(Raw data):

=======

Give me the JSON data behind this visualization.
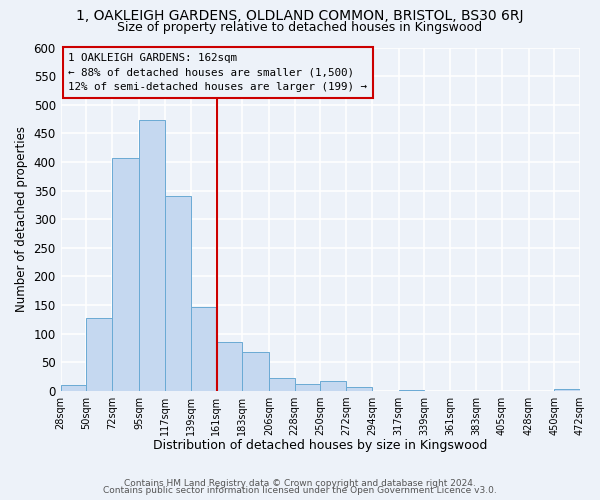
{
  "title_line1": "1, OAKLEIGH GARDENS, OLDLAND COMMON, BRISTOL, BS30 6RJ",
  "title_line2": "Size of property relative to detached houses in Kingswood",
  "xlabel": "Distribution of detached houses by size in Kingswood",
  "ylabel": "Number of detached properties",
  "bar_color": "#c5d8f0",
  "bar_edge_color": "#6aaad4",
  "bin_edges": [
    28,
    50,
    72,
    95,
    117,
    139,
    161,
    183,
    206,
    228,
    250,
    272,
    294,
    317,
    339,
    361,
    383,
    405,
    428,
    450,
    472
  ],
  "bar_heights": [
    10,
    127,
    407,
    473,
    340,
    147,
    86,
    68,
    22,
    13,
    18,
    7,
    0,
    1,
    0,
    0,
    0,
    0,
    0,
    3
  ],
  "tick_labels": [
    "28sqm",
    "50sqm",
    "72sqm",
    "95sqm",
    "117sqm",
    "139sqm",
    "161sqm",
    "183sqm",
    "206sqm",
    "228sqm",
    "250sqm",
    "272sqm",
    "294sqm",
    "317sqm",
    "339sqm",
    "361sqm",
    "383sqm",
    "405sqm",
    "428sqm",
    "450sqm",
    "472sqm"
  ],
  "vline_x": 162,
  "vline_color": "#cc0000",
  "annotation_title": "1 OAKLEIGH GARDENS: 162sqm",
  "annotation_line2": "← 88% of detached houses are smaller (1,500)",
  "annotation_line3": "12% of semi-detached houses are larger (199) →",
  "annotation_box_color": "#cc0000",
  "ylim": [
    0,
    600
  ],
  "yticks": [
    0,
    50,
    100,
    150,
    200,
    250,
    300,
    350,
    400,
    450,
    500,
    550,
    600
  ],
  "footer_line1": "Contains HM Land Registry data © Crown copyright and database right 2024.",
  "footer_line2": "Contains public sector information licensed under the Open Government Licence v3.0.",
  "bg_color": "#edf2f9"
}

=======

(Prompt): Repeat the lines above exactly, and keep every picture out.

(Answer to this problem):
Give me the JSON data behind this visualization.
{
  "title_line1": "1, OAKLEIGH GARDENS, OLDLAND COMMON, BRISTOL, BS30 6RJ",
  "title_line2": "Size of property relative to detached houses in Kingswood",
  "xlabel": "Distribution of detached houses by size in Kingswood",
  "ylabel": "Number of detached properties",
  "bar_color": "#c5d8f0",
  "bar_edge_color": "#6aaad4",
  "bin_edges": [
    28,
    50,
    72,
    95,
    117,
    139,
    161,
    183,
    206,
    228,
    250,
    272,
    294,
    317,
    339,
    361,
    383,
    405,
    428,
    450,
    472
  ],
  "bar_heights": [
    10,
    127,
    407,
    473,
    340,
    147,
    86,
    68,
    22,
    13,
    18,
    7,
    0,
    1,
    0,
    0,
    0,
    0,
    0,
    3
  ],
  "tick_labels": [
    "28sqm",
    "50sqm",
    "72sqm",
    "95sqm",
    "117sqm",
    "139sqm",
    "161sqm",
    "183sqm",
    "206sqm",
    "228sqm",
    "250sqm",
    "272sqm",
    "294sqm",
    "317sqm",
    "339sqm",
    "361sqm",
    "383sqm",
    "405sqm",
    "428sqm",
    "450sqm",
    "472sqm"
  ],
  "vline_x": 162,
  "vline_color": "#cc0000",
  "annotation_title": "1 OAKLEIGH GARDENS: 162sqm",
  "annotation_line2": "← 88% of detached houses are smaller (1,500)",
  "annotation_line3": "12% of semi-detached houses are larger (199) →",
  "annotation_box_color": "#cc0000",
  "ylim": [
    0,
    600
  ],
  "yticks": [
    0,
    50,
    100,
    150,
    200,
    250,
    300,
    350,
    400,
    450,
    500,
    550,
    600
  ],
  "footer_line1": "Contains HM Land Registry data © Crown copyright and database right 2024.",
  "footer_line2": "Contains public sector information licensed under the Open Government Licence v3.0.",
  "bg_color": "#edf2f9"
}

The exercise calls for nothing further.